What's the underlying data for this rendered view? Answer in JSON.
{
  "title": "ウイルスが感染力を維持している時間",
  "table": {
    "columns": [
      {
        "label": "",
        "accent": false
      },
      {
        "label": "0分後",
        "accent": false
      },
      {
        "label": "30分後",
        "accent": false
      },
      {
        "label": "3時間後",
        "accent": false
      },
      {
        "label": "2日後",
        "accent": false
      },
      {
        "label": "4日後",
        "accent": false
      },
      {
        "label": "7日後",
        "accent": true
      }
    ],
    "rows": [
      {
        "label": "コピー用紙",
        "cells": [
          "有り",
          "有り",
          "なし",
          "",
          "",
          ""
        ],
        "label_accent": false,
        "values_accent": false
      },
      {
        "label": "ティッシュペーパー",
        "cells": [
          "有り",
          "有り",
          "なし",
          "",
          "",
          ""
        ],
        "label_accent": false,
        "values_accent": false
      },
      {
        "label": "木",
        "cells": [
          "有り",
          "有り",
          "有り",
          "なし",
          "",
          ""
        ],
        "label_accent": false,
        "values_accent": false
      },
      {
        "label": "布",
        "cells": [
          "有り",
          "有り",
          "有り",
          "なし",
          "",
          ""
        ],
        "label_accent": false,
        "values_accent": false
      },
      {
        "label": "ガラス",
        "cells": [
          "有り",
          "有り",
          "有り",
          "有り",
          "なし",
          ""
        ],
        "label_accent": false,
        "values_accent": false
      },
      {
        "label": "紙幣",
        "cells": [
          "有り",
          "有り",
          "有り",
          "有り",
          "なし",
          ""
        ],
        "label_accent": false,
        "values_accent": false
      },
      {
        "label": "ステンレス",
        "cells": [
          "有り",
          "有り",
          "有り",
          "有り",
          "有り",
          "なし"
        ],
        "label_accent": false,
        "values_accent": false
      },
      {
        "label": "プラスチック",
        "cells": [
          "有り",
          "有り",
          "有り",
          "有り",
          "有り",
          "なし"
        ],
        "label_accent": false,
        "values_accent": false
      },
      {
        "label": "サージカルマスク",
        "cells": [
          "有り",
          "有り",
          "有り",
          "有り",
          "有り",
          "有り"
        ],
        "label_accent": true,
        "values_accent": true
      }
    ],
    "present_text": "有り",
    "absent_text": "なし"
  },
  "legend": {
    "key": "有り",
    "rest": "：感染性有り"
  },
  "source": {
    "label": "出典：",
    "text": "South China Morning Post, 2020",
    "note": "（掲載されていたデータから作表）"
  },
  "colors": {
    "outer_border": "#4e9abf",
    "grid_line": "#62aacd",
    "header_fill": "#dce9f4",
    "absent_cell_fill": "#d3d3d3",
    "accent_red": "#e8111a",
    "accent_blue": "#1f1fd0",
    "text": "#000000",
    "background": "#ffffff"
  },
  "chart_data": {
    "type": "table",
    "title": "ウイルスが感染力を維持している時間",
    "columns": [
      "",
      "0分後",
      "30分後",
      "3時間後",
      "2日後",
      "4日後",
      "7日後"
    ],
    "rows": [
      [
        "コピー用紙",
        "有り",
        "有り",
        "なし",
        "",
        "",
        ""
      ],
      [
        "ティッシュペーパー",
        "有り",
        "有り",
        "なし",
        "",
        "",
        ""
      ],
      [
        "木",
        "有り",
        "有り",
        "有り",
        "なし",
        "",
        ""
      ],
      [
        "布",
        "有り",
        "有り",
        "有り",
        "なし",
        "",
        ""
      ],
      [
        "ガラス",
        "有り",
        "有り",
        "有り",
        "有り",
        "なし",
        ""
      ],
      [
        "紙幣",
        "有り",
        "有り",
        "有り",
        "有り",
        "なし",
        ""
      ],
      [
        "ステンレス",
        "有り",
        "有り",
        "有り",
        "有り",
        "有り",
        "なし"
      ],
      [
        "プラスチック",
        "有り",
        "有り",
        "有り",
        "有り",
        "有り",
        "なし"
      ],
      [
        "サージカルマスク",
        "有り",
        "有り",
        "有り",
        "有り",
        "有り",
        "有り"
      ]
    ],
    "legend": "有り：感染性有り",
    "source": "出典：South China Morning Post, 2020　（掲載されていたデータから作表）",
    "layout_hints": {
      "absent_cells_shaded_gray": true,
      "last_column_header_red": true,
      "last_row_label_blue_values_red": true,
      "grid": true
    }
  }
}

──────────

WRITTEN PROBLEM: Say how many lines of the data include the word "source". Nothing other than the number should be given.

CORRECT OUTPUT: 2